- **WHAT YOU HAVE TO DO**: Identify every line in the records below that contains the word "JSON", and copy each of those lines.

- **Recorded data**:
▶

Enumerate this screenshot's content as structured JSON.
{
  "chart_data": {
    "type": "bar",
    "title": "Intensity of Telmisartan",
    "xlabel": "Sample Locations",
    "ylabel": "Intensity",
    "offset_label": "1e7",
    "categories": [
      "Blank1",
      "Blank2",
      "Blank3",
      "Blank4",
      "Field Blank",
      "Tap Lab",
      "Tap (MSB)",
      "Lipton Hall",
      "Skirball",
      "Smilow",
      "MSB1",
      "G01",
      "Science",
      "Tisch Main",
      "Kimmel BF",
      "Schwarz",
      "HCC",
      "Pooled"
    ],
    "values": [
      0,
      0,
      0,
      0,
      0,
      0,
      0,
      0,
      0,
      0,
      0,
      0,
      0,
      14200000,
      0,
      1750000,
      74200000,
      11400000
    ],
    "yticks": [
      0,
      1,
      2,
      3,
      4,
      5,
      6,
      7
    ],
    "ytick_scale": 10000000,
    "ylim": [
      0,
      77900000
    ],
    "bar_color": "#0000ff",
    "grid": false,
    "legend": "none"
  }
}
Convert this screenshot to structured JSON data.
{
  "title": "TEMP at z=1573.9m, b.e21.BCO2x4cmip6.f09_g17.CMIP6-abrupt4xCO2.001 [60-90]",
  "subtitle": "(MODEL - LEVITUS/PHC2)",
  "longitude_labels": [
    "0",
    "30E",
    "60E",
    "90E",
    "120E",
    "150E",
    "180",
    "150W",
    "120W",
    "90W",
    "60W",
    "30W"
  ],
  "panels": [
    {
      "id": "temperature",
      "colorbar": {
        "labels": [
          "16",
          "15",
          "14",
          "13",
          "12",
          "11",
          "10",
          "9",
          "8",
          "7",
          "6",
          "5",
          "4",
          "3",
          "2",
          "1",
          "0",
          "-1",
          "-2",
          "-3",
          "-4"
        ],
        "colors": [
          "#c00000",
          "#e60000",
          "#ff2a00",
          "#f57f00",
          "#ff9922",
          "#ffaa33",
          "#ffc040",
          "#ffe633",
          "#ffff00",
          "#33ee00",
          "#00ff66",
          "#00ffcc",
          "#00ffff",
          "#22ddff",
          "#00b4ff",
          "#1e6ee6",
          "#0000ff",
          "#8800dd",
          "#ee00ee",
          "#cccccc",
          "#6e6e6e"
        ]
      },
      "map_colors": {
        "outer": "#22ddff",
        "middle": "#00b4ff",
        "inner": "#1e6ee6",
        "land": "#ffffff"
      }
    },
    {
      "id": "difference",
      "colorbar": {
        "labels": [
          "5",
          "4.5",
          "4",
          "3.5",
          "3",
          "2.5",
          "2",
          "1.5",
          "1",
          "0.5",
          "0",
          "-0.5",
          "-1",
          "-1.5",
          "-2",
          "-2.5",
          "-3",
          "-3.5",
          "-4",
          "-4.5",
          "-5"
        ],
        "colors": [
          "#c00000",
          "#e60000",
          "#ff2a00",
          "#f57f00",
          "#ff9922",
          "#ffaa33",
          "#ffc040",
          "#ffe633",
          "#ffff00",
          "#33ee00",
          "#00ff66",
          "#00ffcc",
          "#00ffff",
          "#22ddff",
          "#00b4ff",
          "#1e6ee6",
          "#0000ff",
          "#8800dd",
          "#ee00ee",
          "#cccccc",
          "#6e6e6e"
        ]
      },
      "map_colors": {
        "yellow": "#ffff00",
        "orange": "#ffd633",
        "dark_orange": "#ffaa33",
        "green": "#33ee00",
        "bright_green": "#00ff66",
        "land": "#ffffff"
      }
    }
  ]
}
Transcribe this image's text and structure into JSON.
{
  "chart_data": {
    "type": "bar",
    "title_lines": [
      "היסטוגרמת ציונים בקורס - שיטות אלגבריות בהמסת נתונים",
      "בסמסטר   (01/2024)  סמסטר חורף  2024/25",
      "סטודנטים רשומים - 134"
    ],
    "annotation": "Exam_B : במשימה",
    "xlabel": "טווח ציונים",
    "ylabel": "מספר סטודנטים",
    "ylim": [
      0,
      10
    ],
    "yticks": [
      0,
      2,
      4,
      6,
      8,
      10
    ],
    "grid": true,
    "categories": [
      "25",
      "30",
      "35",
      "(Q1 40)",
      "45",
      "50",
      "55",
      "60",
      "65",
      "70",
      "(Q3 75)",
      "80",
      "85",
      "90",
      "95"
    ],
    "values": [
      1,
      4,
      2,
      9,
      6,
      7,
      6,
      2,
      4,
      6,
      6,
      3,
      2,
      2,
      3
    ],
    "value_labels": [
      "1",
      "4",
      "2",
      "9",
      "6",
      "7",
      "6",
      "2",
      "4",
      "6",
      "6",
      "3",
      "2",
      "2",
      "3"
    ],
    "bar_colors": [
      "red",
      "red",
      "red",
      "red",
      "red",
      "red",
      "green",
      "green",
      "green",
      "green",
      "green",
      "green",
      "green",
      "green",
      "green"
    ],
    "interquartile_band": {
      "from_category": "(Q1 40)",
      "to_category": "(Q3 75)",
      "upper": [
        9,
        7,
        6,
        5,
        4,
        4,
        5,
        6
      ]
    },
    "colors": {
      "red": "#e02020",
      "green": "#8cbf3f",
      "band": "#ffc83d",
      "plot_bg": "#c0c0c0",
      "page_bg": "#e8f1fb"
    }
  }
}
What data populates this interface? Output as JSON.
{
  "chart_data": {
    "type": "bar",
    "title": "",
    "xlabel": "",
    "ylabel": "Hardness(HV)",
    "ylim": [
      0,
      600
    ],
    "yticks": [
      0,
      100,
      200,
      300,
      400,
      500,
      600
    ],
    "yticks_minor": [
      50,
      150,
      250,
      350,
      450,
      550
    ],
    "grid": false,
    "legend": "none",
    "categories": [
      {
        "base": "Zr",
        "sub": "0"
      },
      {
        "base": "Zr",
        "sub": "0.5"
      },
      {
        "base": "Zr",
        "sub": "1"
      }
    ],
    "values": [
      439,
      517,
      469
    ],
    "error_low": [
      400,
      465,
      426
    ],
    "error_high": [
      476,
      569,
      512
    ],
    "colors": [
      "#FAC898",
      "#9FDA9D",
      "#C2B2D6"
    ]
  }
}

◀

- **ANSWER TO THE EXERCISE**:
Enumerate this screenshot's content as structured JSON.
Convert this screenshot to structured JSON data.
Transcribe this image's text and structure into JSON.
What data populates this interface? Output as JSON.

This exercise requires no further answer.